:: Aim of the exercise ::
Give back every line of the material below without changing anything.

╭─ Data to use

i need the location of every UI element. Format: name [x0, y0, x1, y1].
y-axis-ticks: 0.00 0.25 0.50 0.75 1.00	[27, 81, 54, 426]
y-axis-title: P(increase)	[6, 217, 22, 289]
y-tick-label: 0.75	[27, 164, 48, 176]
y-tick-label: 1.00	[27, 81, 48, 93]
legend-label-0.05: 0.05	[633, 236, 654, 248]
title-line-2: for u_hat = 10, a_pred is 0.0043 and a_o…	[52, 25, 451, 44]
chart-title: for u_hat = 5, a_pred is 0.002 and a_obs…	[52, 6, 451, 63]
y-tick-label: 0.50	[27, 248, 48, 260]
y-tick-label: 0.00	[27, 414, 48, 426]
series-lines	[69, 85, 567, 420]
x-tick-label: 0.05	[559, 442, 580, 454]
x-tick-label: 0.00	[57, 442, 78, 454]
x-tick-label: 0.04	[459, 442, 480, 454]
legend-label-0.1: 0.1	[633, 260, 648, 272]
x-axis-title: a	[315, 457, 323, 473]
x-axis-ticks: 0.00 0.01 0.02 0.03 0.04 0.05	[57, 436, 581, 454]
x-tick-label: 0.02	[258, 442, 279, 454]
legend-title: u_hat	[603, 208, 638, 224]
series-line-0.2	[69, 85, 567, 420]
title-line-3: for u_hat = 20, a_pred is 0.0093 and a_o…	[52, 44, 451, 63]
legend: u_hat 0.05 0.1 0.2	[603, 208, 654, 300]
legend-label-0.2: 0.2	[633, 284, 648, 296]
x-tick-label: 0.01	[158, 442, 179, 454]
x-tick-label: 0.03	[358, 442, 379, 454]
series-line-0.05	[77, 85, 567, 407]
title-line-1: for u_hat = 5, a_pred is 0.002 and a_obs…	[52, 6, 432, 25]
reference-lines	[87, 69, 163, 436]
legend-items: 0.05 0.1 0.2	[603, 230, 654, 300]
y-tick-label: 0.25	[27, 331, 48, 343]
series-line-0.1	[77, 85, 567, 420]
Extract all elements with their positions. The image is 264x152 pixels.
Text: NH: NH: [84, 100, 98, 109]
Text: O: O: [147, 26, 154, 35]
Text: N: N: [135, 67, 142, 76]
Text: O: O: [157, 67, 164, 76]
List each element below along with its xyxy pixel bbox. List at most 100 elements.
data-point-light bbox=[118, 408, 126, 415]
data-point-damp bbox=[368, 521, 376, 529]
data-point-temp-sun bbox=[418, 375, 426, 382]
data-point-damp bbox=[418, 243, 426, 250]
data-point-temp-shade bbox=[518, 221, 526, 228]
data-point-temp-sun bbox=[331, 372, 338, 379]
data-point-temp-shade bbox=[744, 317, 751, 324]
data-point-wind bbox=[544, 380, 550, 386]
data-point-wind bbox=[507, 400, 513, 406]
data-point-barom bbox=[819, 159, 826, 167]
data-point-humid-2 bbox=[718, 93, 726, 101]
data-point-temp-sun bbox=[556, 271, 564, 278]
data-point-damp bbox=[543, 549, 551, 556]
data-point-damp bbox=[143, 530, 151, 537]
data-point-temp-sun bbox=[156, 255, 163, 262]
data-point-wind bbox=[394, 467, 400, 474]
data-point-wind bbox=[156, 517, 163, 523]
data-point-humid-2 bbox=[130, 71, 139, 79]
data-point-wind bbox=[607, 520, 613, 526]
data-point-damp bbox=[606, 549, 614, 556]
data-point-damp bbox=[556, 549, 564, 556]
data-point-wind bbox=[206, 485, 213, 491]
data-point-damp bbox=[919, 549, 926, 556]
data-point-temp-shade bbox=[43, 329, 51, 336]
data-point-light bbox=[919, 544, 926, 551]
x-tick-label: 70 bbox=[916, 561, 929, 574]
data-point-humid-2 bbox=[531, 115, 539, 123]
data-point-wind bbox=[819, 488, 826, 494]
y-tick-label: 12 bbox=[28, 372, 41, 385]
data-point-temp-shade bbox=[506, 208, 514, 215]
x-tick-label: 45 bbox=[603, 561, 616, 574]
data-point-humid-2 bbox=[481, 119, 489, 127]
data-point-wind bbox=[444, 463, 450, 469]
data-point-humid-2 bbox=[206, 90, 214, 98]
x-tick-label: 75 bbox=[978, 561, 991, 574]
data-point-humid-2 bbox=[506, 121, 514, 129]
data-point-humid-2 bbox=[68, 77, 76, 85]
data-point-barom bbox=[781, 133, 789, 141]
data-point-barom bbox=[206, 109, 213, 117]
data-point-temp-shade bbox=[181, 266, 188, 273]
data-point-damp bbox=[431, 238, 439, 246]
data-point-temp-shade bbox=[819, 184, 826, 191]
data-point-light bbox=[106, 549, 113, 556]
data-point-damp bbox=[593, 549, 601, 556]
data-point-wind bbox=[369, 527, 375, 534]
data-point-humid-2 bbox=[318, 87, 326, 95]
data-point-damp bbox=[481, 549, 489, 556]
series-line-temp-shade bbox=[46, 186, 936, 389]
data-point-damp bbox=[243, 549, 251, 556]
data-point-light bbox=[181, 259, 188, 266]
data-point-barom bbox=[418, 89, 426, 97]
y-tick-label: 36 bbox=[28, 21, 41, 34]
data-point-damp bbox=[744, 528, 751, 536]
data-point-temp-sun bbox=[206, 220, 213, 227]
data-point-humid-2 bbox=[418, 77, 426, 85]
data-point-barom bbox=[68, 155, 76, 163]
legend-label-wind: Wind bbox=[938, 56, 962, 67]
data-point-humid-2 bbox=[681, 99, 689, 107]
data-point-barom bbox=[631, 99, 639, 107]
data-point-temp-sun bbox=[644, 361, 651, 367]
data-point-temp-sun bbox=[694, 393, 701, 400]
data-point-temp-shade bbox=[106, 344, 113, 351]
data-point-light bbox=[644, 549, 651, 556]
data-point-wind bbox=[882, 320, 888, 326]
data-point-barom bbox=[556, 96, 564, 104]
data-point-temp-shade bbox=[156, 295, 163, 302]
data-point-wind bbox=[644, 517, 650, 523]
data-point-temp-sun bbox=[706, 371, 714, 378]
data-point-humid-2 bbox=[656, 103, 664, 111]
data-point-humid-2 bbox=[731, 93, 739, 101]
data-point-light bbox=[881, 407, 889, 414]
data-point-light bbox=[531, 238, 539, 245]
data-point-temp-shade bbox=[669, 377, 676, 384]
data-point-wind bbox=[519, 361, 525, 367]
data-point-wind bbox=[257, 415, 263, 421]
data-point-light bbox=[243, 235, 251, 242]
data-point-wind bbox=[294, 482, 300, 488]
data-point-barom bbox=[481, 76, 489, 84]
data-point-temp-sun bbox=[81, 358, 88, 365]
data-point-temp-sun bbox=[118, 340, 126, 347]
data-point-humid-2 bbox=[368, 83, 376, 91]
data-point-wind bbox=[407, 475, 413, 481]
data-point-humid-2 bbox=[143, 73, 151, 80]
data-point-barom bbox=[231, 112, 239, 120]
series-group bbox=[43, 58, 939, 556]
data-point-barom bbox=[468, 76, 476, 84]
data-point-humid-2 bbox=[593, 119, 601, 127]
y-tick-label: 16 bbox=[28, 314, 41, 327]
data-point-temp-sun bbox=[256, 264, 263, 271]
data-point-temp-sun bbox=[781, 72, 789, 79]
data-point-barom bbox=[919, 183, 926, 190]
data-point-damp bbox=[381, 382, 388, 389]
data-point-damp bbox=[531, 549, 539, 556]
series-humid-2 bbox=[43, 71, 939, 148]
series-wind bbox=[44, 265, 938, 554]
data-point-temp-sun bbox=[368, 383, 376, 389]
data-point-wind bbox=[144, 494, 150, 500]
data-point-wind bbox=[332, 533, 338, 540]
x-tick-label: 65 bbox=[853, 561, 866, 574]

╰─

:: The answer ::
i need the location of every UI element. Format: name [x0, y0, x1, y1].
y-axis-ticks: 0.00 0.25 0.50 0.75 1.00	[27, 81, 54, 426]
y-axis-title: P(increase)	[6, 217, 22, 289]
y-tick-label: 0.75	[27, 164, 48, 176]
y-tick-label: 1.00	[27, 81, 48, 93]
legend-label-0.05: 0.05	[633, 236, 654, 248]
title-line-2: for u_hat = 10, a_pred is 0.0043 and a_o…	[52, 25, 451, 44]
chart-title: for u_hat = 5, a_pred is 0.002 and a_obs…	[52, 6, 451, 63]
y-tick-label: 0.50	[27, 248, 48, 260]
y-tick-label: 0.00	[27, 414, 48, 426]
series-lines	[69, 85, 567, 420]
x-tick-label: 0.05	[559, 442, 580, 454]
x-tick-label: 0.00	[57, 442, 78, 454]
x-tick-label: 0.04	[459, 442, 480, 454]
legend-label-0.1: 0.1	[633, 260, 648, 272]
x-axis-title: a	[315, 457, 323, 473]
x-axis-ticks: 0.00 0.01 0.02 0.03 0.04 0.05	[57, 436, 581, 454]
x-tick-label: 0.02	[258, 442, 279, 454]
legend-title: u_hat	[603, 208, 638, 224]
series-line-0.2	[69, 85, 567, 420]
title-line-3: for u_hat = 20, a_pred is 0.0093 and a_o…	[52, 44, 451, 63]
legend: u_hat 0.05 0.1 0.2	[603, 208, 654, 300]
legend-label-0.2: 0.2	[633, 284, 648, 296]
x-tick-label: 0.01	[158, 442, 179, 454]
x-tick-label: 0.03	[358, 442, 379, 454]
series-line-0.05	[77, 85, 567, 407]
title-line-1: for u_hat = 5, a_pred is 0.002 and a_obs…	[52, 6, 432, 25]
reference-lines	[87, 69, 163, 436]
legend-items: 0.05 0.1 0.2	[603, 230, 654, 300]
y-tick-label: 0.25	[27, 331, 48, 343]
series-line-0.1	[77, 85, 567, 420]
Extract all elements with their positions. The image is 264x152 pixels.
Text: NH: NH: [84, 100, 98, 109]
Text: O: O: [147, 26, 154, 35]
Text: N: N: [135, 67, 142, 76]
Text: O: O: [157, 67, 164, 76]
List each element below along with its xyxy pixel bbox. List at most 100 elements.
data-point-light bbox=[118, 408, 126, 415]
data-point-damp bbox=[368, 521, 376, 529]
data-point-temp-sun bbox=[418, 375, 426, 382]
data-point-damp bbox=[418, 243, 426, 250]
data-point-temp-shade bbox=[518, 221, 526, 228]
data-point-temp-sun bbox=[331, 372, 338, 379]
data-point-temp-shade bbox=[744, 317, 751, 324]
data-point-wind bbox=[544, 380, 550, 386]
data-point-wind bbox=[507, 400, 513, 406]
data-point-barom bbox=[819, 159, 826, 167]
data-point-humid-2 bbox=[718, 93, 726, 101]
data-point-temp-sun bbox=[556, 271, 564, 278]
data-point-damp bbox=[543, 549, 551, 556]
data-point-damp bbox=[143, 530, 151, 537]
data-point-temp-sun bbox=[156, 255, 163, 262]
data-point-wind bbox=[394, 467, 400, 474]
data-point-wind bbox=[156, 517, 163, 523]
data-point-humid-2 bbox=[130, 71, 139, 79]
data-point-wind bbox=[607, 520, 613, 526]
data-point-damp bbox=[606, 549, 614, 556]
data-point-damp bbox=[556, 549, 564, 556]
data-point-wind bbox=[206, 485, 213, 491]
data-point-damp bbox=[919, 549, 926, 556]
data-point-temp-shade bbox=[43, 329, 51, 336]
data-point-light bbox=[919, 544, 926, 551]
x-tick-label: 70 bbox=[916, 561, 929, 574]
data-point-humid-2 bbox=[531, 115, 539, 123]
data-point-wind bbox=[819, 488, 826, 494]
y-tick-label: 12 bbox=[28, 372, 41, 385]
data-point-temp-shade bbox=[506, 208, 514, 215]
x-tick-label: 45 bbox=[603, 561, 616, 574]
data-point-humid-2 bbox=[481, 119, 489, 127]
data-point-wind bbox=[444, 463, 450, 469]
data-point-humid-2 bbox=[206, 90, 214, 98]
x-tick-label: 75 bbox=[978, 561, 991, 574]
data-point-humid-2 bbox=[506, 121, 514, 129]
data-point-humid-2 bbox=[68, 77, 76, 85]
data-point-barom bbox=[781, 133, 789, 141]
data-point-barom bbox=[206, 109, 213, 117]
data-point-temp-shade bbox=[181, 266, 188, 273]
data-point-damp bbox=[431, 238, 439, 246]
data-point-temp-shade bbox=[819, 184, 826, 191]
data-point-light bbox=[106, 549, 113, 556]
data-point-damp bbox=[593, 549, 601, 556]
data-point-wind bbox=[369, 527, 375, 534]
data-point-humid-2 bbox=[318, 87, 326, 95]
data-point-damp bbox=[481, 549, 489, 556]
series-line-temp-shade bbox=[46, 186, 936, 389]
data-point-damp bbox=[243, 549, 251, 556]
data-point-light bbox=[181, 259, 188, 266]
data-point-barom bbox=[418, 89, 426, 97]
y-tick-label: 36 bbox=[28, 21, 41, 34]
data-point-damp bbox=[744, 528, 751, 536]
data-point-temp-sun bbox=[206, 220, 213, 227]
data-point-humid-2 bbox=[418, 77, 426, 85]
data-point-barom bbox=[68, 155, 76, 163]
legend-label-wind: Wind bbox=[938, 56, 962, 67]
data-point-humid-2 bbox=[681, 99, 689, 107]
data-point-barom bbox=[631, 99, 639, 107]
data-point-temp-sun bbox=[644, 361, 651, 367]
data-point-temp-sun bbox=[694, 393, 701, 400]
data-point-temp-shade bbox=[106, 344, 113, 351]
data-point-light bbox=[644, 549, 651, 556]
data-point-wind bbox=[882, 320, 888, 326]
data-point-barom bbox=[556, 96, 564, 104]
data-point-temp-shade bbox=[156, 295, 163, 302]
data-point-wind bbox=[644, 517, 650, 523]
data-point-temp-sun bbox=[706, 371, 714, 378]
data-point-humid-2 bbox=[656, 103, 664, 111]
data-point-humid-2 bbox=[731, 93, 739, 101]
data-point-light bbox=[881, 407, 889, 414]
data-point-light bbox=[531, 238, 539, 245]
data-point-temp-shade bbox=[669, 377, 676, 384]
data-point-wind bbox=[519, 361, 525, 367]
data-point-wind bbox=[257, 415, 263, 421]
data-point-light bbox=[243, 235, 251, 242]
data-point-wind bbox=[294, 482, 300, 488]
data-point-barom bbox=[481, 76, 489, 84]
data-point-temp-sun bbox=[81, 358, 88, 365]
data-point-temp-sun bbox=[118, 340, 126, 347]
data-point-humid-2 bbox=[368, 83, 376, 91]
data-point-wind bbox=[407, 475, 413, 481]
data-point-humid-2 bbox=[143, 73, 151, 80]
data-point-barom bbox=[231, 112, 239, 120]
series-group bbox=[43, 58, 939, 556]
data-point-barom bbox=[468, 76, 476, 84]
data-point-humid-2 bbox=[593, 119, 601, 127]
y-tick-label: 16 bbox=[28, 314, 41, 327]
data-point-temp-sun bbox=[256, 264, 263, 271]
data-point-temp-sun bbox=[781, 72, 789, 79]
data-point-barom bbox=[919, 183, 926, 190]
data-point-damp bbox=[381, 382, 388, 389]
data-point-damp bbox=[531, 549, 539, 556]
series-humid-2 bbox=[43, 71, 939, 148]
series-wind bbox=[44, 265, 938, 554]
data-point-temp-sun bbox=[368, 383, 376, 389]
data-point-wind bbox=[144, 494, 150, 500]
data-point-wind bbox=[332, 533, 338, 540]
x-tick-label: 65 bbox=[853, 561, 866, 574]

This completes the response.